- [QUOTED TEXT]

^^^^

Living up to that promise, President Trump has pardoned loyal donors, political allies, corrupt politicians, business executives, a drug lord who was also the former president of Honduras, the founder of an online drug bazaar, antiabortion activists, sports stars, rappers, TV reality stars, people who helped him try to subvert the 2020 election, and anyone “convicted of offenses related to events that occurred at or near” the Capitol on January 6th, which covered at least 1,500 people.

But, as demonstrated by the Changpeng Zhao pardon, never is the abuse of the pardon so stark than when it comes to people who can do something directly for President Donald Trump. Take Paul Walczak, for example. Paul, a former nursing home executive who pleaded guilty to tax crimes days just after the 2024 election, submitted a pardon application to President Trump practically on Inauguration Day.

Even though the pardon application was technically for Paul, it mainly focused on a woman named Elizabeth Fago, Paul’s mother who had raised millions of dollars for the Trump campaign and had, the application explained, done her part to sabotage Joe Biden by helping publicize the private diary of his daughter Ashley.​ After weeks of no news, Elizabeth was suddenly invited to a $1-million-per-person fundraising dinner at Mar-a-Lago that promised an introduction to the president. Less than three weeks later, President Trump signed a full and unconditional pardon for her son.

^^^^

- [EXTRACTED INFORMATION]
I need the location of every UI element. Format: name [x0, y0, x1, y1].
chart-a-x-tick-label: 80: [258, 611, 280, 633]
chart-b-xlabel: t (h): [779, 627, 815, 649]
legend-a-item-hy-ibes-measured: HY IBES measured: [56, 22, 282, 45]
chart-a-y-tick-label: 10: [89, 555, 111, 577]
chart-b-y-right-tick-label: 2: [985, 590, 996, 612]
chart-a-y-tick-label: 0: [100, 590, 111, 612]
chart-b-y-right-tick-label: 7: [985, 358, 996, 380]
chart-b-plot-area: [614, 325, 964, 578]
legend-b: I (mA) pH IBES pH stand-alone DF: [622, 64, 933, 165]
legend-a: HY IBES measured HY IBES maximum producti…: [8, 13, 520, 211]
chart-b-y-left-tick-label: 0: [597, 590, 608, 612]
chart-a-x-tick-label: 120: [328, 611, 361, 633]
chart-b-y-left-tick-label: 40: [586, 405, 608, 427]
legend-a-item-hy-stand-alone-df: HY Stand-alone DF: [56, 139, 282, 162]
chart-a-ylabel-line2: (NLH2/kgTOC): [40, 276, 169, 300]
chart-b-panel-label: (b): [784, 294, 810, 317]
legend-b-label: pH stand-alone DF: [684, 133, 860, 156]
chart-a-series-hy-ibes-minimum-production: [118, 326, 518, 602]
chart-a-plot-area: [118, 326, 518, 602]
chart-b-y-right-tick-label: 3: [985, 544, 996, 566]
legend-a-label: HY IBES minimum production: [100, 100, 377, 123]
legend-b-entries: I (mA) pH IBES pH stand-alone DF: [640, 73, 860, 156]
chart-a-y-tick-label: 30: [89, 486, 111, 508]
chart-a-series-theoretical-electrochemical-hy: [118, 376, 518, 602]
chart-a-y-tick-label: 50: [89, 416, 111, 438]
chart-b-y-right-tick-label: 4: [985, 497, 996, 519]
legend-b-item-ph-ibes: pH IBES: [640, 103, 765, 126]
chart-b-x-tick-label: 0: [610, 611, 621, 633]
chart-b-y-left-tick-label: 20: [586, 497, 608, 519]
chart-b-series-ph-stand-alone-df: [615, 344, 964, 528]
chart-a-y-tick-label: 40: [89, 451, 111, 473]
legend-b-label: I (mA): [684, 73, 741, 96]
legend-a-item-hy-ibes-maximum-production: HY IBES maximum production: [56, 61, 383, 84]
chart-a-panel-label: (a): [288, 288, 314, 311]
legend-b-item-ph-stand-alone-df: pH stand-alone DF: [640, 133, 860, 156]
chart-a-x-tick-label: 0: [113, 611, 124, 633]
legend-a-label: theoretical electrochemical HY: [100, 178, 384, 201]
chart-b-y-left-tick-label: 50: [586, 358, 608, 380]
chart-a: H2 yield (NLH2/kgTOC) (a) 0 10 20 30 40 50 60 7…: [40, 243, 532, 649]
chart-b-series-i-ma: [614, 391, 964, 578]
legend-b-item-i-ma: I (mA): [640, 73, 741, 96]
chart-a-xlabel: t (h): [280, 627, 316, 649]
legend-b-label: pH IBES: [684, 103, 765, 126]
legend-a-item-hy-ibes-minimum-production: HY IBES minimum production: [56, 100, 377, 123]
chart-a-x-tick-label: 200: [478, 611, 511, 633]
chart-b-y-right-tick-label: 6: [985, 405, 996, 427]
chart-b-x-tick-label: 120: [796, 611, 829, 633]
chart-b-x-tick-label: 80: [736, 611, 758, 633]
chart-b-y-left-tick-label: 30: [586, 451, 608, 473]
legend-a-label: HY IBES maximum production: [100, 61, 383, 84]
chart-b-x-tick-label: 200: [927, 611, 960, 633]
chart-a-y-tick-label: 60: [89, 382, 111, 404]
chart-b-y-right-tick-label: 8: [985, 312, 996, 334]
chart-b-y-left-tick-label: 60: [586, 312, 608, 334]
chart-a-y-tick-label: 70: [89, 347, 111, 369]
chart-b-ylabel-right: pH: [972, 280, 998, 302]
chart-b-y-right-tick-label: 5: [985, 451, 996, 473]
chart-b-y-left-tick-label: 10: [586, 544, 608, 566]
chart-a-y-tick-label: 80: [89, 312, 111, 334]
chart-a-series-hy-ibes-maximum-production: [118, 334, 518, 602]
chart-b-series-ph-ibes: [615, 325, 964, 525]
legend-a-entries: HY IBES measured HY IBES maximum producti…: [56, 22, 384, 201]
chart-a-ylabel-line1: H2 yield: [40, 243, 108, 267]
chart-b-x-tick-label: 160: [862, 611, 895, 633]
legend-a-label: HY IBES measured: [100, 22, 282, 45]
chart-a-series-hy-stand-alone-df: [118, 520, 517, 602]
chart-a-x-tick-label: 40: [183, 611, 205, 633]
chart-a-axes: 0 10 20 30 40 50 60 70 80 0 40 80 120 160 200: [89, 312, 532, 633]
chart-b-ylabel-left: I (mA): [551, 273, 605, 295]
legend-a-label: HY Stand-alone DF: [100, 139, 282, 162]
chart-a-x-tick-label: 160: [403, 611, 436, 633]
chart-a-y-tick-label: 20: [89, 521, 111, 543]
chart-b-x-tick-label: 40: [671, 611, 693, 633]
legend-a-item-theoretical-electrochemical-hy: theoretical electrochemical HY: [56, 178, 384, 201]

^^^^

- [SET OF TASKS]
#1 Which people does the text on presidential pardons mention by name?
#2 Write out the part of the text on presidential pardons that opens with the words containing "Even though the" and closes with "for her son.".
The rows were taken from a different source.

- [THE REPLIES]
#1 Donald Trump, Changpeng Zhao, Paul Walczak, Elizabeth Fago, Joe Biden, Ashley

#2
Even though the pardon application was technically for Paul, it mainly focused on a woman named Elizabeth Fago, Paul’s mother who had raised millions of dollars for the Trump campaign and had, the application explained, done her part to sabotage Joe Biden by helping publicize the private diary of his daughter Ashley.​ After weeks of no news, Elizabeth was suddenly invited to a $1-million-per-person fundraising dinner at Mar-a-Lago that promised an introduction to the president. Less than three weeks later, President Trump signed a full and unconditional pardon for her son.